[start DATASET ROWS]

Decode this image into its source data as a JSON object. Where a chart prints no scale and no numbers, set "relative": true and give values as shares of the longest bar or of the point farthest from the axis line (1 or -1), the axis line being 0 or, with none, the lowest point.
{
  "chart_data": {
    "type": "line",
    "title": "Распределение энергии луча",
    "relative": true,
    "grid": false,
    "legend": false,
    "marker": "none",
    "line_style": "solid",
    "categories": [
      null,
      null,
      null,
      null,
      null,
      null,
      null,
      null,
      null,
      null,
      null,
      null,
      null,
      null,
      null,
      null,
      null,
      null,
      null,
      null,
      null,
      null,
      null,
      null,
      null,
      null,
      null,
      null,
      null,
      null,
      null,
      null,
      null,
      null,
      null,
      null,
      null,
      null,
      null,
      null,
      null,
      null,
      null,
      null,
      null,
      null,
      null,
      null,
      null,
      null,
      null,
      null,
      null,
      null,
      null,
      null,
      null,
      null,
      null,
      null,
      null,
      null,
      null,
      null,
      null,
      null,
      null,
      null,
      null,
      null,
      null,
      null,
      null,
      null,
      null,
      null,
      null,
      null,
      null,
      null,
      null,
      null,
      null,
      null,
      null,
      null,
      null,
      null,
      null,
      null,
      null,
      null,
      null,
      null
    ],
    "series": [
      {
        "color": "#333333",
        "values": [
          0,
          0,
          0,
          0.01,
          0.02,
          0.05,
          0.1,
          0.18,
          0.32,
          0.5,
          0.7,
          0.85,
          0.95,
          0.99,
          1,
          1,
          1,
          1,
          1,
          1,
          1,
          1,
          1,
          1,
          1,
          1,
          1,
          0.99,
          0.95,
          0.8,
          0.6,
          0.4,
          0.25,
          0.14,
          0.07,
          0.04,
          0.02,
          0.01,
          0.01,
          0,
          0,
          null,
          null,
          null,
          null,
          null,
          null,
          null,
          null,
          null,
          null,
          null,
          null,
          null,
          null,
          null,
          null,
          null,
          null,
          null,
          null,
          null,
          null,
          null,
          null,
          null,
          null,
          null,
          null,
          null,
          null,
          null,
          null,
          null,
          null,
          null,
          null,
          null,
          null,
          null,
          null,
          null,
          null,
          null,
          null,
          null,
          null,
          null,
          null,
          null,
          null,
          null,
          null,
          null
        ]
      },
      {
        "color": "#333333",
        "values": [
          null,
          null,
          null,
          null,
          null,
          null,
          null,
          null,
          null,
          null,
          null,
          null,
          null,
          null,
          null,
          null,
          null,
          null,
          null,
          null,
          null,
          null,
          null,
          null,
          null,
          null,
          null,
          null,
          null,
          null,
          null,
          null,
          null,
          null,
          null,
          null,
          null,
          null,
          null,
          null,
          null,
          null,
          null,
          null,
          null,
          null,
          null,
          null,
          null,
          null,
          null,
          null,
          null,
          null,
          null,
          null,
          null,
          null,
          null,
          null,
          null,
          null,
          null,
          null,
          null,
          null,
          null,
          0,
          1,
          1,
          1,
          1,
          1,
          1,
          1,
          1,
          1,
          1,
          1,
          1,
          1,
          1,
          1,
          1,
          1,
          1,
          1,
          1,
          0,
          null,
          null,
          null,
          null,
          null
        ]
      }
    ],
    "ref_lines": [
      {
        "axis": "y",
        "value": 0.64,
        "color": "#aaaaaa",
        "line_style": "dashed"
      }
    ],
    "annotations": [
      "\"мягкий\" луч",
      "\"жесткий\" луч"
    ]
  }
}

[end DATASET ROWS]

- **WRITTEN EXERCISE**:
Restate the listing above word for word.

- **EXPECTED OUTPUT**:
Decode this image into its source data as a JSON object. Where a chart prints no scale and no numbers, set "relative": true and give values as shares of the longest bar or of the point farthest from the axis line (1 or -1), the axis line being 0 or, with none, the lowest point.
{
  "chart_data": {
    "type": "line",
    "title": "Распределение энергии луча",
    "relative": true,
    "grid": false,
    "legend": false,
    "marker": "none",
    "line_style": "solid",
    "categories": [
      null,
      null,
      null,
      null,
      null,
      null,
      null,
      null,
      null,
      null,
      null,
      null,
      null,
      null,
      null,
      null,
      null,
      null,
      null,
      null,
      null,
      null,
      null,
      null,
      null,
      null,
      null,
      null,
      null,
      null,
      null,
      null,
      null,
      null,
      null,
      null,
      null,
      null,
      null,
      null,
      null,
      null,
      null,
      null,
      null,
      null,
      null,
      null,
      null,
      null,
      null,
      null,
      null,
      null,
      null,
      null,
      null,
      null,
      null,
      null,
      null,
      null,
      null,
      null,
      null,
      null,
      null,
      null,
      null,
      null,
      null,
      null,
      null,
      null,
      null,
      null,
      null,
      null,
      null,
      null,
      null,
      null,
      null,
      null,
      null,
      null,
      null,
      null,
      null,
      null,
      null,
      null,
      null,
      null
    ],
    "series": [
      {
        "color": "#333333",
        "values": [
          0,
          0,
          0,
          0.01,
          0.02,
          0.05,
          0.1,
          0.18,
          0.32,
          0.5,
          0.7,
          0.85,
          0.95,
          0.99,
          1,
          1,
          1,
          1,
          1,
          1,
          1,
          1,
          1,
          1,
          1,
          1,
          1,
          0.99,
          0.95,
          0.8,
          0.6,
          0.4,
          0.25,
          0.14,
          0.07,
          0.04,
          0.02,
          0.01,
          0.01,
          0,
          0,
          null,
          null,
          null,
          null,
          null,
          null,
          null,
          null,
          null,
          null,
          null,
          null,
          null,
          null,
          null,
          null,
          null,
          null,
          null,
          null,
          null,
          null,
          null,
          null,
          null,
          null,
          null,
          null,
          null,
          null,
          null,
          null,
          null,
          null,
          null,
          null,
          null,
          null,
          null,
          null,
          null,
          null,
          null,
          null,
          null,
          null,
          null,
          null,
          null,
          null,
          null,
          null,
          null
        ]
      },
      {
        "color": "#333333",
        "values": [
          null,
          null,
          null,
          null,
          null,
          null,
          null,
          null,
          null,
          null,
          null,
          null,
          null,
          null,
          null,
          null,
          null,
          null,
          null,
          null,
          null,
          null,
          null,
          null,
          null,
          null,
          null,
          null,
          null,
          null,
          null,
          null,
          null,
          null,
          null,
          null,
          null,
          null,
          null,
          null,
          null,
          null,
          null,
          null,
          null,
          null,
          null,
          null,
          null,
          null,
          null,
          null,
          null,
          null,
          null,
          null,
          null,
          null,
          null,
          null,
          null,
          null,
          null,
          null,
          null,
          null,
          null,
          0,
          1,
          1,
          1,
          1,
          1,
          1,
          1,
          1,
          1,
          1,
          1,
          1,
          1,
          1,
          1,
          1,
          1,
          1,
          1,
          1,
          0,
          null,
          null,
          null,
          null,
          null
        ]
      }
    ],
    "ref_lines": [
      {
        "axis": "y",
        "value": 0.64,
        "color": "#aaaaaa",
        "line_style": "dashed"
      }
    ],
    "annotations": [
      "\"мягкий\" луч",
      "\"жесткий\" луч"
    ]
  }
}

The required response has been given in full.